/---

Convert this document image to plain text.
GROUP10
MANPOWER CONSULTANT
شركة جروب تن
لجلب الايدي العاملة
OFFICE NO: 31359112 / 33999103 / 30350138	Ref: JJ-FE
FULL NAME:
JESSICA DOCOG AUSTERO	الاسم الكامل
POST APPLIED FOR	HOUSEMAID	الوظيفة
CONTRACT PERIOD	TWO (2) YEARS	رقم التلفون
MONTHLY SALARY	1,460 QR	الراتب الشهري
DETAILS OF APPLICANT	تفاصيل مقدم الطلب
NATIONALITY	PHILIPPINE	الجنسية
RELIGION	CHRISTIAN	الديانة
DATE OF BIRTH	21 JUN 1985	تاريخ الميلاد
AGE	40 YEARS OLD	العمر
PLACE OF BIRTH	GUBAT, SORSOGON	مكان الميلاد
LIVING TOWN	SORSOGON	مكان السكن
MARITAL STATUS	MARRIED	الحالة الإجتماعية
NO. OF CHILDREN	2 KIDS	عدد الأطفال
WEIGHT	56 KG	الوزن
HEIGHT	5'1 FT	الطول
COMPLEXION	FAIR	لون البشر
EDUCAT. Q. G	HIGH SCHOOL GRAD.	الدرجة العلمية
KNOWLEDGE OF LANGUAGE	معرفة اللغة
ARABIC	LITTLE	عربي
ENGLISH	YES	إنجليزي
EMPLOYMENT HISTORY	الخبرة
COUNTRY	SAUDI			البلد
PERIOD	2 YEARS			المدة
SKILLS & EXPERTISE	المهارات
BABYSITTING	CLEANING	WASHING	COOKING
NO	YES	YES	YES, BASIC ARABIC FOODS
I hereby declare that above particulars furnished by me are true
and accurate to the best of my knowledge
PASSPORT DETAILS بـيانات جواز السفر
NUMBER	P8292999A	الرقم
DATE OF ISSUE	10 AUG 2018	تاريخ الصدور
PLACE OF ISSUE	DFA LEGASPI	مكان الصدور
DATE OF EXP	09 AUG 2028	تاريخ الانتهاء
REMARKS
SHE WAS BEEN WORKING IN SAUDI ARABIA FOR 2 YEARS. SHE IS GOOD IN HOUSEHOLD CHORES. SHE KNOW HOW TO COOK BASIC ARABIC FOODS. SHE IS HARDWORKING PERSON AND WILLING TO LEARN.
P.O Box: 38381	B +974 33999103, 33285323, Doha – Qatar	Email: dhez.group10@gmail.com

\---

Copy the material above, line for line.

RESULT BELOW:
Convert this document image to plain text.
GROUP10
MANPOWER CONSULTANT
شركة جروب تن
لجلب الايدي العاملة
OFFICE NO: 31359112 / 33999103 / 30350138	Ref: JJ-FE
FULL NAME:
JESSICA DOCOG AUSTERO	الاسم الكامل
POST APPLIED FOR	HOUSEMAID	الوظيفة
CONTRACT PERIOD	TWO (2) YEARS	رقم التلفون
MONTHLY SALARY	1,460 QR	الراتب الشهري
DETAILS OF APPLICANT	تفاصيل مقدم الطلب
NATIONALITY	PHILIPPINE	الجنسية
RELIGION	CHRISTIAN	الديانة
DATE OF BIRTH	21 JUN 1985	تاريخ الميلاد
AGE	40 YEARS OLD	العمر
PLACE OF BIRTH	GUBAT, SORSOGON	مكان الميلاد
LIVING TOWN	SORSOGON	مكان السكن
MARITAL STATUS	MARRIED	الحالة الإجتماعية
NO. OF CHILDREN	2 KIDS	عدد الأطفال
WEIGHT	56 KG	الوزن
HEIGHT	5'1 FT	الطول
COMPLEXION	FAIR	لون البشر
EDUCAT. Q. G	HIGH SCHOOL GRAD.	الدرجة العلمية
KNOWLEDGE OF LANGUAGE	معرفة اللغة
ARABIC	LITTLE	عربي
ENGLISH	YES	إنجليزي
EMPLOYMENT HISTORY	الخبرة
COUNTRY	SAUDI			البلد
PERIOD	2 YEARS			المدة
SKILLS & EXPERTISE	المهارات
BABYSITTING	CLEANING	WASHING	COOKING
NO	YES	YES	YES, BASIC ARABIC FOODS
I hereby declare that above particulars furnished by me are true
and accurate to the best of my knowledge
PASSPORT DETAILS بـيانات جواز السفر
NUMBER	P8292999A	الرقم
DATE OF ISSUE	10 AUG 2018	تاريخ الصدور
PLACE OF ISSUE	DFA LEGASPI	مكان الصدور
DATE OF EXP	09 AUG 2028	تاريخ الانتهاء
REMARKS
SHE WAS BEEN WORKING IN SAUDI ARABIA FOR 2 YEARS. SHE IS GOOD IN HOUSEHOLD CHORES. SHE KNOW HOW TO COOK BASIC ARABIC FOODS. SHE IS HARDWORKING PERSON AND WILLING TO LEARN.
P.O Box: 38381	B +974 33999103, 33285323, Doha – Qatar	Email: dhez.group10@gmail.com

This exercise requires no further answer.